What you are asked to do => Every line must be returned precisely as it is written.

Input rows =>
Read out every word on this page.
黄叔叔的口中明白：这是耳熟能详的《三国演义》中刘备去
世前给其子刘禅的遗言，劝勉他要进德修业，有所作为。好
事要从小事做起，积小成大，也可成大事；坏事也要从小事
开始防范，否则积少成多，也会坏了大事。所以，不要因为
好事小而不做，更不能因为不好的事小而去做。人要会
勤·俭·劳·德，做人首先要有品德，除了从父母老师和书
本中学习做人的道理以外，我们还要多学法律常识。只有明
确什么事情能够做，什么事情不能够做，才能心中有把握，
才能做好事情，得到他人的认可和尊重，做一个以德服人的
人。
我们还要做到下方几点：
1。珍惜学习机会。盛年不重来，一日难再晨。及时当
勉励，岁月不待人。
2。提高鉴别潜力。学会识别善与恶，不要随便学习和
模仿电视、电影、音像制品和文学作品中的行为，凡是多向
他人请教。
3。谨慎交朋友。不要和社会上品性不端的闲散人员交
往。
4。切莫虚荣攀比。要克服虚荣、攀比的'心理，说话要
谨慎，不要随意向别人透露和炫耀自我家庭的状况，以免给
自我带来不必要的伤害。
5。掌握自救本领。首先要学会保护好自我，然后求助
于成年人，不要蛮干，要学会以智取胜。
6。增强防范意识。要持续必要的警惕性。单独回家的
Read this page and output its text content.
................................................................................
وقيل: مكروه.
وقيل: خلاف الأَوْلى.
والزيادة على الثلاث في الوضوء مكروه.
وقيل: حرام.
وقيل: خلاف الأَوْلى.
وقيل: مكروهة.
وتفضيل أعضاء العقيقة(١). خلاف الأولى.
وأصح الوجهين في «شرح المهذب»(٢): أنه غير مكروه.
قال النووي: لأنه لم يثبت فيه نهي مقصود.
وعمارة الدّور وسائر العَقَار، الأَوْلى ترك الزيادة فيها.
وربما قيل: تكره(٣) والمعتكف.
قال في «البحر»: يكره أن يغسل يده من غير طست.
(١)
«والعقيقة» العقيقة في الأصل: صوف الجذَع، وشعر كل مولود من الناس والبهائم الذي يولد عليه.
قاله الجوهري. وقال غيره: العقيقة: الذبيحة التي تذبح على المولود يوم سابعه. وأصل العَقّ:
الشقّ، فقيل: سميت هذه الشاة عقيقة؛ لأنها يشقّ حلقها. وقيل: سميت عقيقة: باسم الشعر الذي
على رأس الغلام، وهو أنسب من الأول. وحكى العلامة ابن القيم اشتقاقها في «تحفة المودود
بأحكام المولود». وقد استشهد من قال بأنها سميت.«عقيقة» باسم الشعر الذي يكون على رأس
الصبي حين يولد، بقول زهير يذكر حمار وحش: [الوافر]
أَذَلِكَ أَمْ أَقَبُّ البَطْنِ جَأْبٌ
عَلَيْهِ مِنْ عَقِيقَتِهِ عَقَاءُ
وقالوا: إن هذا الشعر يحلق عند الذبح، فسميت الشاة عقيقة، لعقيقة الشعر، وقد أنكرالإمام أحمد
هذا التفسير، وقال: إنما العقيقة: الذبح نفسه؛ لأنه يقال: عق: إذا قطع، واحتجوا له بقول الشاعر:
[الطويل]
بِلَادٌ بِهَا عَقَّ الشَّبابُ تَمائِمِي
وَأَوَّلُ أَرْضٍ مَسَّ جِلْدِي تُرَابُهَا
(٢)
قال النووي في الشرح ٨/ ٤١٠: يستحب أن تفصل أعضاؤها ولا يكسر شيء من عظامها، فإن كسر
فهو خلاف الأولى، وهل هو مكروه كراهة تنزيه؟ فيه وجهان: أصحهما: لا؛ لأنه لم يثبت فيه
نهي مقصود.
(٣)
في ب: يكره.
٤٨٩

Written solution =>
Read out every word on this page.
黄叔叔的口中明白：这是耳熟能详的《三国演义》中刘备去
世前给其子刘禅的遗言，劝勉他要进德修业，有所作为。好
事要从小事做起，积小成大，也可成大事；坏事也要从小事
开始防范，否则积少成多，也会坏了大事。所以，不要因为
好事小而不做，更不能因为不好的事小而去做。人要会
勤·俭·劳·德，做人首先要有品德，除了从父母老师和书
本中学习做人的道理以外，我们还要多学法律常识。只有明
确什么事情能够做，什么事情不能够做，才能心中有把握，
才能做好事情，得到他人的认可和尊重，做一个以德服人的
人。
我们还要做到下方几点：
1。珍惜学习机会。盛年不重来，一日难再晨。及时当
勉励，岁月不待人。
2。提高鉴别潜力。学会识别善与恶，不要随便学习和
模仿电视、电影、音像制品和文学作品中的行为，凡是多向
他人请教。
3。谨慎交朋友。不要和社会上品性不端的闲散人员交
往。
4。切莫虚荣攀比。要克服虚荣、攀比的'心理，说话要
谨慎，不要随意向别人透露和炫耀自我家庭的状况，以免给
自我带来不必要的伤害。
5。掌握自救本领。首先要学会保护好自我，然后求助
于成年人，不要蛮干，要学会以智取胜。
6。增强防范意识。要持续必要的警惕性。单独回家的
Read this page and output its text content.
................................................................................
وقيل: مكروه.
وقيل: خلاف الأَوْلى.
والزيادة على الثلاث في الوضوء مكروه.
وقيل: حرام.
وقيل: خلاف الأَوْلى.
وقيل: مكروهة.
وتفضيل أعضاء العقيقة(١). خلاف الأولى.
وأصح الوجهين في «شرح المهذب»(٢): أنه غير مكروه.
قال النووي: لأنه لم يثبت فيه نهي مقصود.
وعمارة الدّور وسائر العَقَار، الأَوْلى ترك الزيادة فيها.
وربما قيل: تكره(٣) والمعتكف.
قال في «البحر»: يكره أن يغسل يده من غير طست.
(١)
«والعقيقة» العقيقة في الأصل: صوف الجذَع، وشعر كل مولود من الناس والبهائم الذي يولد عليه.
قاله الجوهري. وقال غيره: العقيقة: الذبيحة التي تذبح على المولود يوم سابعه. وأصل العَقّ:
الشقّ، فقيل: سميت هذه الشاة عقيقة؛ لأنها يشقّ حلقها. وقيل: سميت عقيقة: باسم الشعر الذي
على رأس الغلام، وهو أنسب من الأول. وحكى العلامة ابن القيم اشتقاقها في «تحفة المودود
بأحكام المولود». وقد استشهد من قال بأنها سميت.«عقيقة» باسم الشعر الذي يكون على رأس
الصبي حين يولد، بقول زهير يذكر حمار وحش: [الوافر]
أَذَلِكَ أَمْ أَقَبُّ البَطْنِ جَأْبٌ
عَلَيْهِ مِنْ عَقِيقَتِهِ عَقَاءُ
وقالوا: إن هذا الشعر يحلق عند الذبح، فسميت الشاة عقيقة، لعقيقة الشعر، وقد أنكرالإمام أحمد
هذا التفسير، وقال: إنما العقيقة: الذبح نفسه؛ لأنه يقال: عق: إذا قطع، واحتجوا له بقول الشاعر:
[الطويل]
بِلَادٌ بِهَا عَقَّ الشَّبابُ تَمائِمِي
وَأَوَّلُ أَرْضٍ مَسَّ جِلْدِي تُرَابُهَا
(٢)
قال النووي في الشرح ٨/ ٤١٠: يستحب أن تفصل أعضاؤها ولا يكسر شيء من عظامها، فإن كسر
فهو خلاف الأولى، وهل هو مكروه كراهة تنزيه؟ فيه وجهان: أصحهما: لا؛ لأنه لم يثبت فيه
نهي مقصود.
(٣)
في ب: يكره.
٤٨٩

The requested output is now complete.